Look through the listing for the word "shell". Copy each line that has it.

● RECORDS FOR THE EXERCISE
***

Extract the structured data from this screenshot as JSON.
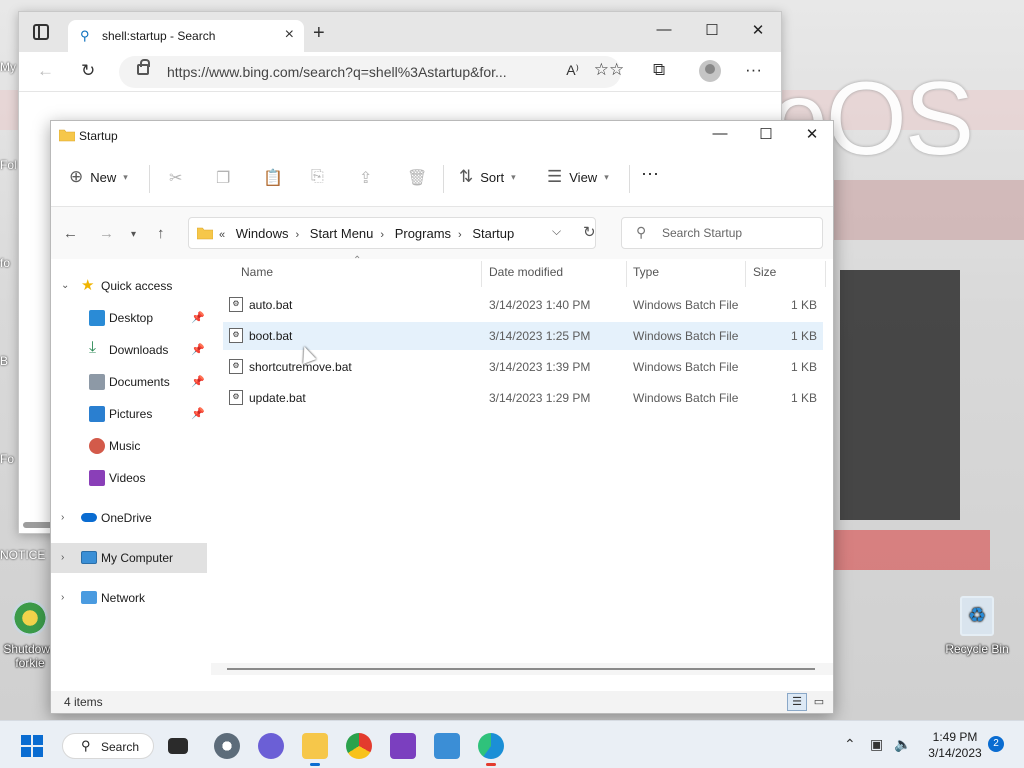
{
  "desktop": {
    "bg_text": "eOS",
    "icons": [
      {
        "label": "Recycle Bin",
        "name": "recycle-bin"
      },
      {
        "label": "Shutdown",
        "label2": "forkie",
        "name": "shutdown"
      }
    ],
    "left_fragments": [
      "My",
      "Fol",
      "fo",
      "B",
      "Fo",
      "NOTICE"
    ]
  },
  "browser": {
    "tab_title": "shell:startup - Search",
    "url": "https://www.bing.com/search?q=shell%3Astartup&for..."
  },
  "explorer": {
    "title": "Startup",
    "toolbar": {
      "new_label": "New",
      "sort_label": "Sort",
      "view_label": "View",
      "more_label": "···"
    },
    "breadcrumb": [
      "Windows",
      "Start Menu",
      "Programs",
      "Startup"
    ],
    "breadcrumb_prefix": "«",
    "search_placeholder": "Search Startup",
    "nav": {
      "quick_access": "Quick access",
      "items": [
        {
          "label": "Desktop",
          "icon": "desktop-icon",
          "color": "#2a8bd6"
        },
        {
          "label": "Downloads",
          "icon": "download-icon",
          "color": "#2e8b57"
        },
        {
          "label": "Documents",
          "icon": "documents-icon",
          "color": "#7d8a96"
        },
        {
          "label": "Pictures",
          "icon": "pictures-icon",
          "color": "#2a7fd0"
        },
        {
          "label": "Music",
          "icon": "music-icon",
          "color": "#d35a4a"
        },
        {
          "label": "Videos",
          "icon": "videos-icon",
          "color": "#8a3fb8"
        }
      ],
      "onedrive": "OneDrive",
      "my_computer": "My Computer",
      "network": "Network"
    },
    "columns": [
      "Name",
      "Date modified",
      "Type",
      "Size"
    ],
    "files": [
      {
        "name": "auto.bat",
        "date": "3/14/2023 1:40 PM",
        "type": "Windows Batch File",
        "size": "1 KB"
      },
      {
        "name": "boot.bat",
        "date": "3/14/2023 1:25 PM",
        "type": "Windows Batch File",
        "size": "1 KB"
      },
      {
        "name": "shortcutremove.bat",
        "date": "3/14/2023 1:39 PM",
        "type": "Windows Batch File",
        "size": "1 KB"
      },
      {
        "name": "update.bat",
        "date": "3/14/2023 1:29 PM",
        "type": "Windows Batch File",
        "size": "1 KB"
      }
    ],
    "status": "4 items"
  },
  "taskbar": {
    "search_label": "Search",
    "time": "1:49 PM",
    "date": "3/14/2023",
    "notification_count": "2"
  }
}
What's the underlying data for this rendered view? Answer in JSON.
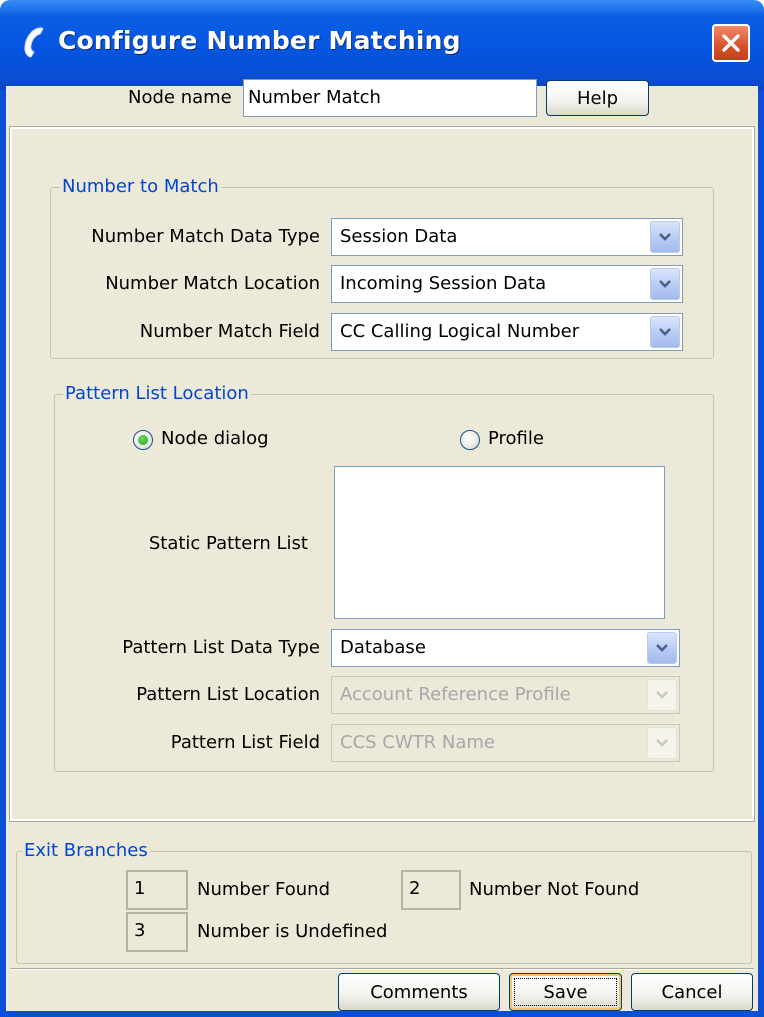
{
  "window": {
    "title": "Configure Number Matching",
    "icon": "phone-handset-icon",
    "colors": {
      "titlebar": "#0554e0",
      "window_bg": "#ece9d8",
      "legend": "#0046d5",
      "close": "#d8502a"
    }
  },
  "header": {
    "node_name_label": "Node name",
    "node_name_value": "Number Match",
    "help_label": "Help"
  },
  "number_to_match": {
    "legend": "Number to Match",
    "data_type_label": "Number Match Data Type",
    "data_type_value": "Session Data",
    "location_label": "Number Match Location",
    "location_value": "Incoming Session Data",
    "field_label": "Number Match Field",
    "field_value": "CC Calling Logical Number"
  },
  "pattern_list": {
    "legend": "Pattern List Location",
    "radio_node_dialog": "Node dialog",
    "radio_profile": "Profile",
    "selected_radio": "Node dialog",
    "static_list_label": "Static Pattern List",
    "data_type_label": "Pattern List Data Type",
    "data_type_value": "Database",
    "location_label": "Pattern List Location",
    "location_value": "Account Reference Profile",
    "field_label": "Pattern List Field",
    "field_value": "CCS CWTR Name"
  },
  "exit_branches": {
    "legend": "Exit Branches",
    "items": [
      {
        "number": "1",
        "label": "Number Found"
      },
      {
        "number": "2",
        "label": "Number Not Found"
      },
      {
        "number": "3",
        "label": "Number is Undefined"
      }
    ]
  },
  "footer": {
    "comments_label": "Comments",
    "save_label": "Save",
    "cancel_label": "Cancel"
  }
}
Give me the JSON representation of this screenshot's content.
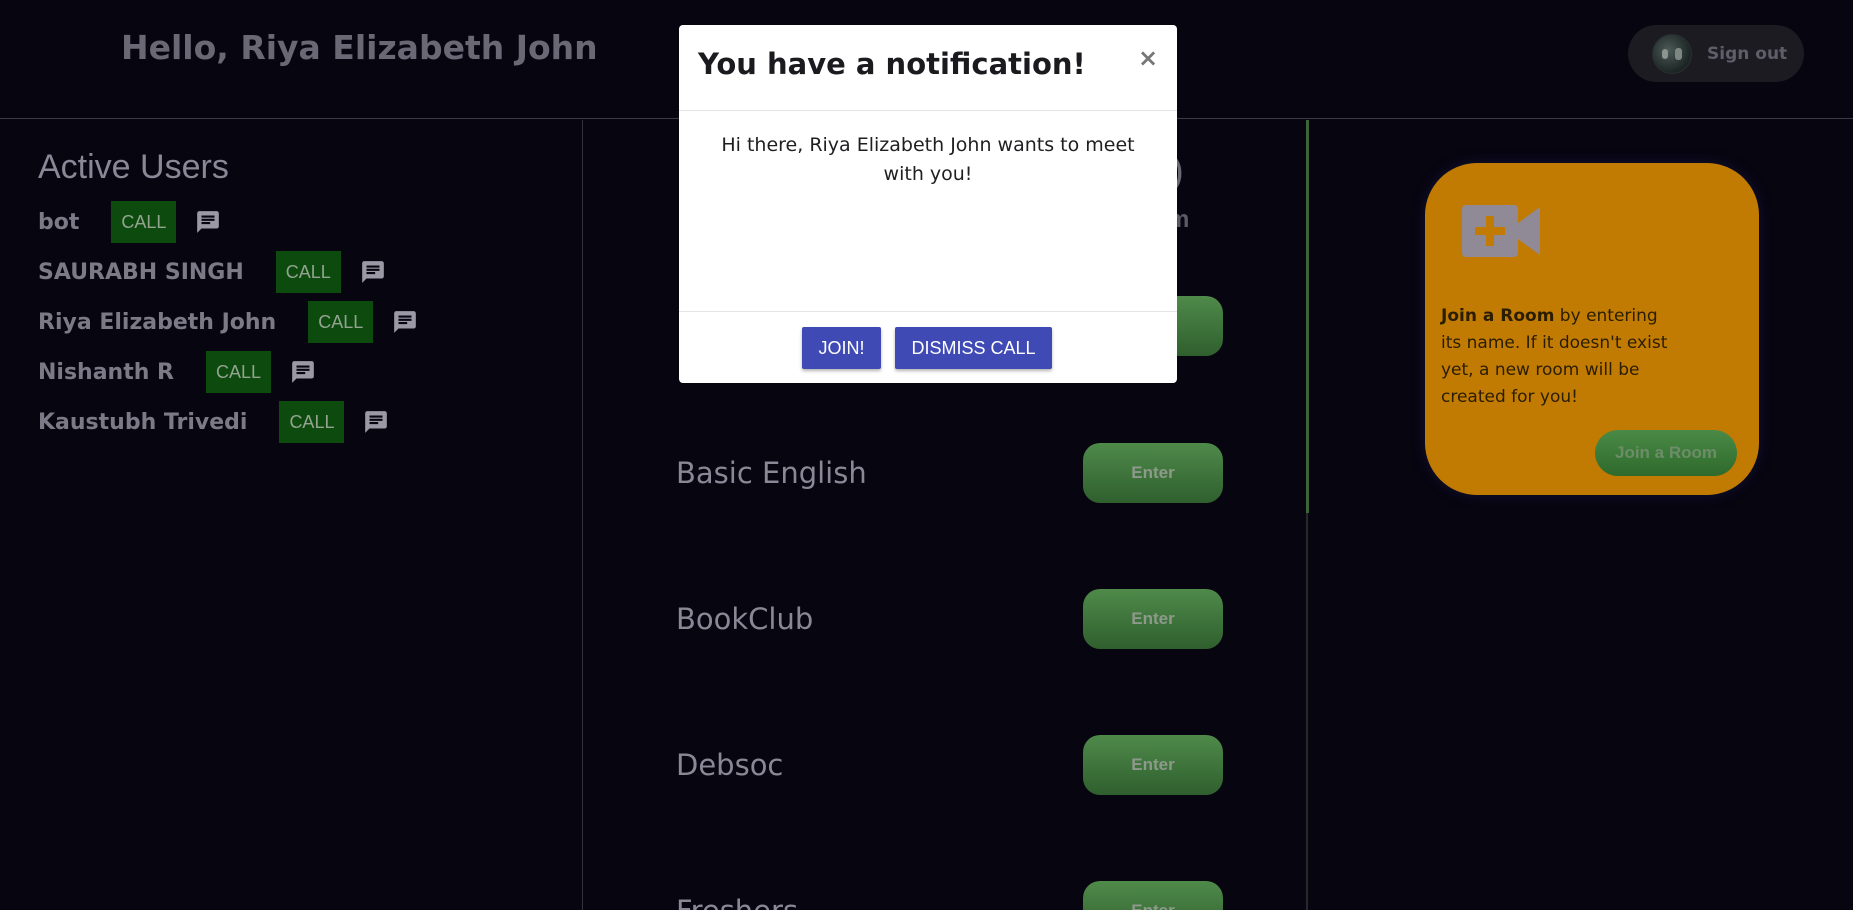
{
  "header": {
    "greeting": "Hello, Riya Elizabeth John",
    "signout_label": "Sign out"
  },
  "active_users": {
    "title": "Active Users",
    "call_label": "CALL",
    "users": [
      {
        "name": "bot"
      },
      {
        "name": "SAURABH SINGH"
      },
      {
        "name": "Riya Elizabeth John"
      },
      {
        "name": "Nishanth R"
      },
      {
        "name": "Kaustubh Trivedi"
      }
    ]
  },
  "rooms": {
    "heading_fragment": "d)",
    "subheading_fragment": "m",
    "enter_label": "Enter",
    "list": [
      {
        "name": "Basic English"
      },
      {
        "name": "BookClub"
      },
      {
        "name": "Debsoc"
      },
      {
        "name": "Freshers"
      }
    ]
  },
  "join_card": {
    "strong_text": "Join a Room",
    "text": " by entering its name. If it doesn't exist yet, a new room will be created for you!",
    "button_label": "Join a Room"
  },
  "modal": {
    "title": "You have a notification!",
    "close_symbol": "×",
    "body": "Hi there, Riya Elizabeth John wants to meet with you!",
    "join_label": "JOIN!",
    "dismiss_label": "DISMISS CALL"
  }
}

***

● SOLUTION TO THE EXERCISE
    "tab_title": "shell:startup - Search",
    "url": "https://www.bing.com/search?q=shell%3Astartup&for..."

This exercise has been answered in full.